(Dataset rows about figures)
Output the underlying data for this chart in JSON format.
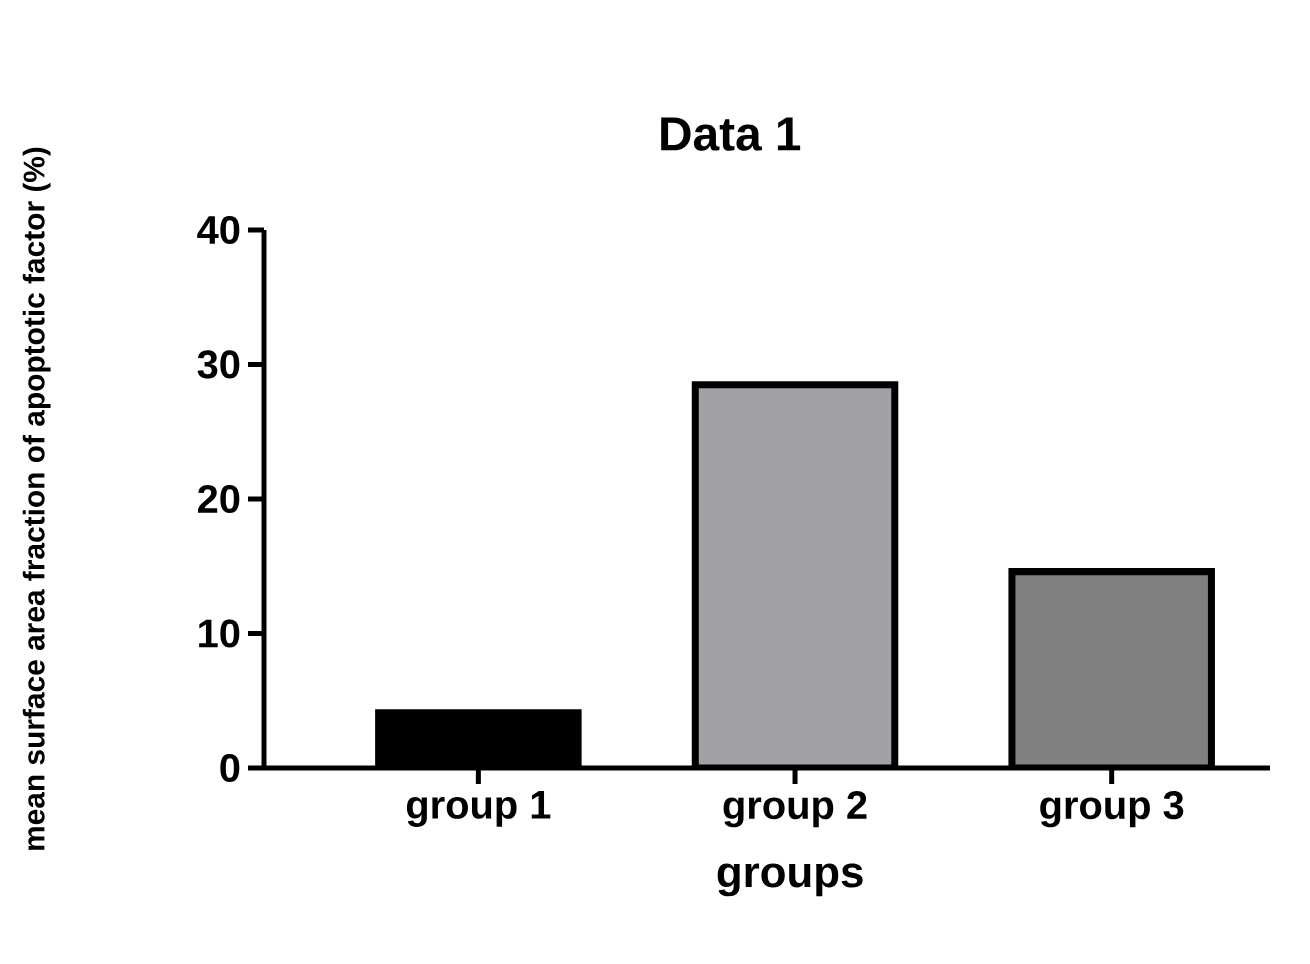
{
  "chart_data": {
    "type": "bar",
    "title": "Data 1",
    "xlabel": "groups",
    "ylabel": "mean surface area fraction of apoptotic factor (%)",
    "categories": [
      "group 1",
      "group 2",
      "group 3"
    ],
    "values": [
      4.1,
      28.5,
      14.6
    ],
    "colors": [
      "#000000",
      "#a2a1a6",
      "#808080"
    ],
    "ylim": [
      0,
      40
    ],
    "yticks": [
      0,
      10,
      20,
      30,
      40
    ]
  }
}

■ **Instructions for the task**
Your task is to copy the entries in full and exactly, without any images.

■ **Answer to the problem**
Output the underlying data for this chart in JSON format.
{
  "chart_data": {
    "type": "bar",
    "title": "Data 1",
    "xlabel": "groups",
    "ylabel": "mean surface area fraction of apoptotic factor (%)",
    "categories": [
      "group 1",
      "group 2",
      "group 3"
    ],
    "values": [
      4.1,
      28.5,
      14.6
    ],
    "colors": [
      "#000000",
      "#a2a1a6",
      "#808080"
    ],
    "ylim": [
      0,
      40
    ],
    "yticks": [
      0,
      10,
      20,
      30,
      40
    ]
  }
}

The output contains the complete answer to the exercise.